▶ WRITTEN PROBLEM
Take the entries below and reproduce them word for word.

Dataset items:
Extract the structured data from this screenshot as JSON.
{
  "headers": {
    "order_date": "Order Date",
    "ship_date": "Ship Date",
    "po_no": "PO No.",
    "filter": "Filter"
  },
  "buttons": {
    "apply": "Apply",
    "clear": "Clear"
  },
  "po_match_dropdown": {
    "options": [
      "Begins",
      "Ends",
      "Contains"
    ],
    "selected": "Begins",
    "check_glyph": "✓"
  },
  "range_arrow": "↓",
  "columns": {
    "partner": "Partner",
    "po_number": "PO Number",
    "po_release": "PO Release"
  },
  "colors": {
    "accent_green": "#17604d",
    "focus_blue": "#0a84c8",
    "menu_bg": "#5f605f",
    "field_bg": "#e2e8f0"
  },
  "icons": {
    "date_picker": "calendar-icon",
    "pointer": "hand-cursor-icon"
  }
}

▶ COMPLETED TASK
Extract the structured data from this screenshot as JSON.
{
  "headers": {
    "order_date": "Order Date",
    "ship_date": "Ship Date",
    "po_no": "PO No.",
    "filter": "Filter"
  },
  "buttons": {
    "apply": "Apply",
    "clear": "Clear"
  },
  "po_match_dropdown": {
    "options": [
      "Begins",
      "Ends",
      "Contains"
    ],
    "selected": "Begins",
    "check_glyph": "✓"
  },
  "range_arrow": "↓",
  "columns": {
    "partner": "Partner",
    "po_number": "PO Number",
    "po_release": "PO Release"
  },
  "colors": {
    "accent_green": "#17604d",
    "focus_blue": "#0a84c8",
    "menu_bg": "#5f605f",
    "field_bg": "#e2e8f0"
  },
  "icons": {
    "date_picker": "calendar-icon",
    "pointer": "hand-cursor-icon"
  }
}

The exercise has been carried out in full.